Extracted records
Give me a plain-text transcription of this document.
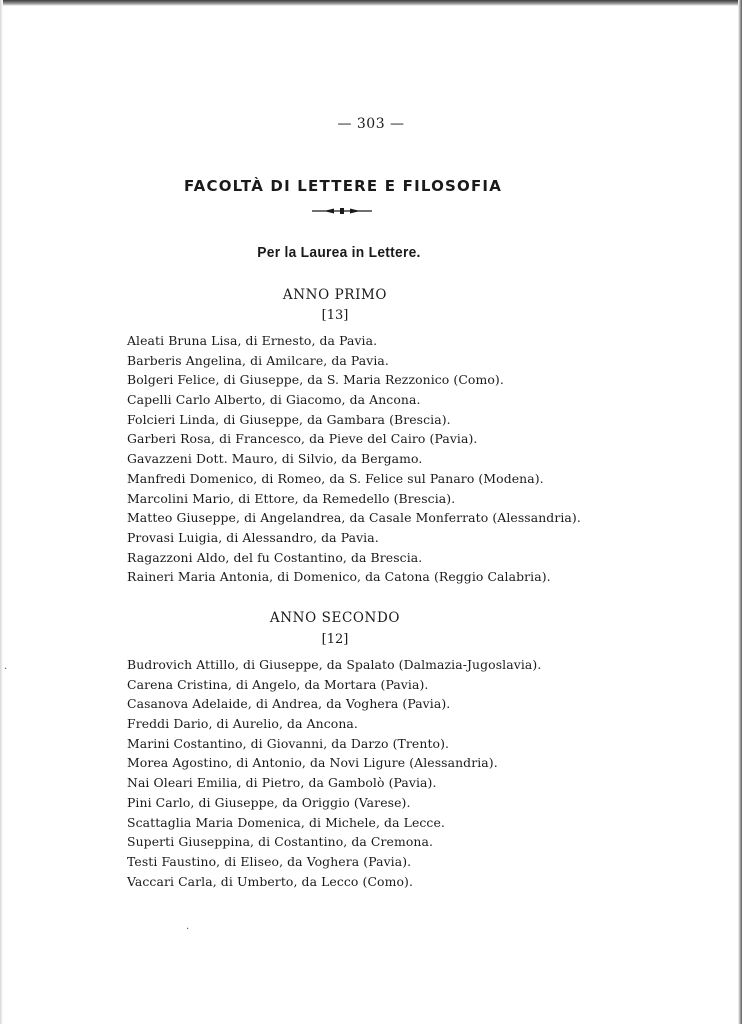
— 303 —
FACOLTÀ DI LETTERE E FILOSOFIA
Per la Laurea in Lettere.
ANNO PRIMO
[13]
Aleati Bruna Lisa, di Ernesto, da Pavia.
Barberis Angelina, di Amilcare, da Pavia.
Bolgeri Felice, di Giuseppe, da S. Maria Rezzonico (Como).
Capelli Carlo Alberto, di Giacomo, da Ancona.
Folcieri Linda, di Giuseppe, da Gambara (Brescia).
Garberi Rosa, di Francesco, da Pieve del Cairo (Pavia).
Gavazzeni Dott. Mauro, di Silvio, da Bergamo.
Manfredi Domenico, di Romeo, da S. Felice sul Panaro (Modena).
Marcolini Mario, di Ettore, da Remedello (Brescia).
Matteo Giuseppe, di Angelandrea, da Casale Monferrato (Alessandria).
Provasi Luigia, di Alessandro, da Pavia.
Ragazzoni Aldo, del fu Costantino, da Brescia.
Raineri Maria Antonia, di Domenico, da Catona (Reggio Calabria).
ANNO SECONDO
[12]
Budrovich Attillo, di Giuseppe, da Spalato (Dalmazia-Jugoslavia).
Carena Cristina, di Angelo, da Mortara (Pavia).
Casanova Adelaide, di Andrea, da Voghera (Pavia).
Freddi Dario, di Aurelio, da Ancona.
Marini Costantino, di Giovanni, da Darzo (Trento).
Morea Agostino, di Antonio, da Novi Ligure (Alessandria).
Nai Oleari Emilia, di Pietro, da Gambolò (Pavia).
Pini Carlo, di Giuseppe, da Origgio (Varese).
Scattaglia Maria Domenica, di Michele, da Lecce.
Superti Giuseppina, di Costantino, da Cremona.
Testi Faustino, di Eliseo, da Voghera (Pavia).
Vaccari Carla, di Umberto, da Lecco (Como).
·
·
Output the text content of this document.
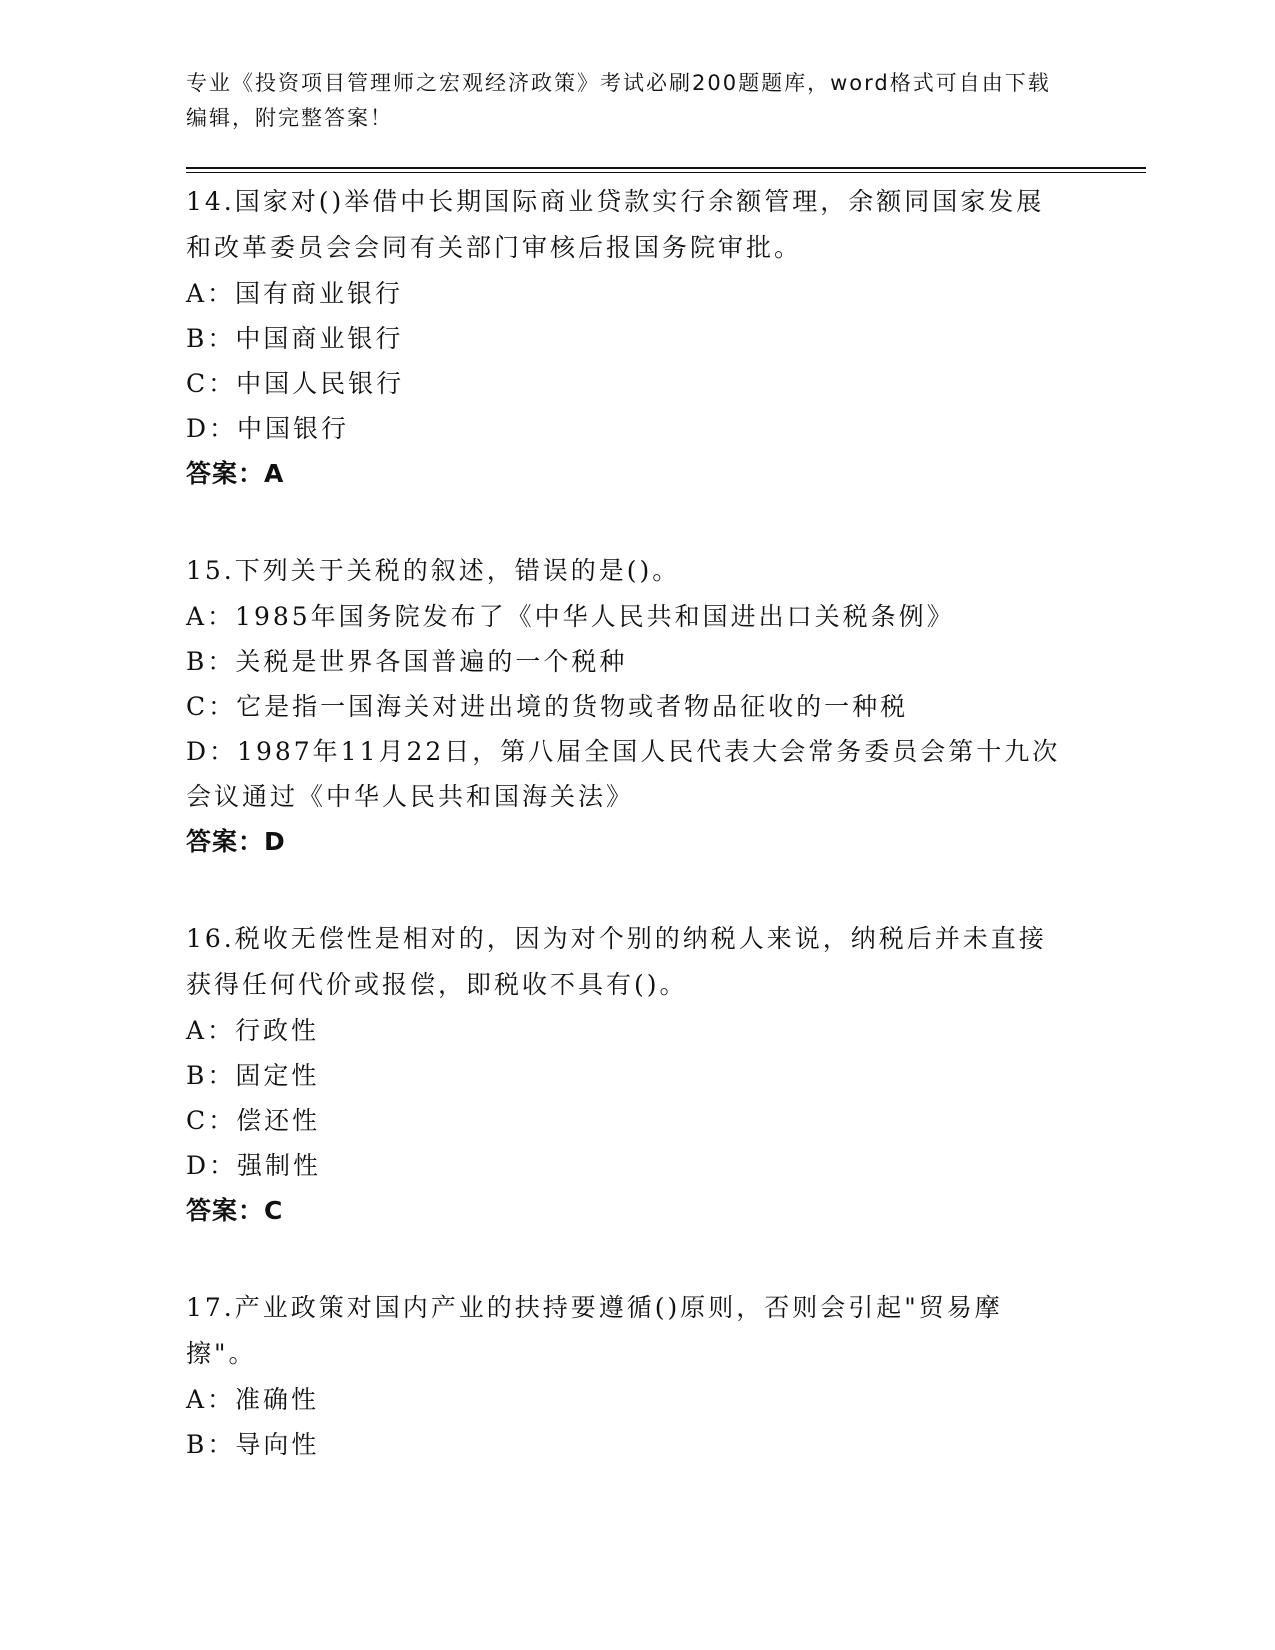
专业《投资项目管理师之宏观经济政策》考试必刷200题题库，word格式可自由下载编辑，附完整答案！
14.国家对()举借中长期国际商业贷款实行余额管理，余额同国家发展和改革委员会会同有关部门审核后报国务院审批。
A：国有商业银行
B：中国商业银行
C：中国人民银行
D：中国银行
答案：A
15.下列关于关税的叙述，错误的是()。
A：1985年国务院发布了《中华人民共和国进出口关税条例》
B：关税是世界各国普遍的一个税种
C：它是指一国海关对进出境的货物或者物品征收的一种税
D：1987年11月22日，第八届全国人民代表大会常务委员会第十九次会议通过《中华人民共和国海关法》
答案：D
16.税收无偿性是相对的，因为对个别的纳税人来说，纳税后并未直接获得任何代价或报偿，即税收不具有()。
A：行政性
B：固定性
C：偿还性
D：强制性
答案：C
17.产业政策对国内产业的扶持要遵循()原则，否则会引起"贸易摩擦"。
A：准确性
B：导向性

Task directions
Where a line of the records above holds the word "Pavia", copy that line.

Solution for this problem
Aleati Bruna Lisa, di Ernesto, da Pavia.
Barberis Angelina, di Amilcare, da Pavia.
Garberi Rosa, di Francesco, da Pieve del Cairo (Pavia).
Provasi Luigia, di Alessandro, da Pavia.
Carena Cristina, di Angelo, da Mortara (Pavia).
Casanova Adelaide, di Andrea, da Voghera (Pavia).
Nai Oleari Emilia, di Pietro, da Gambolò (Pavia).
Testi Faustino, di Eliseo, da Voghera (Pavia).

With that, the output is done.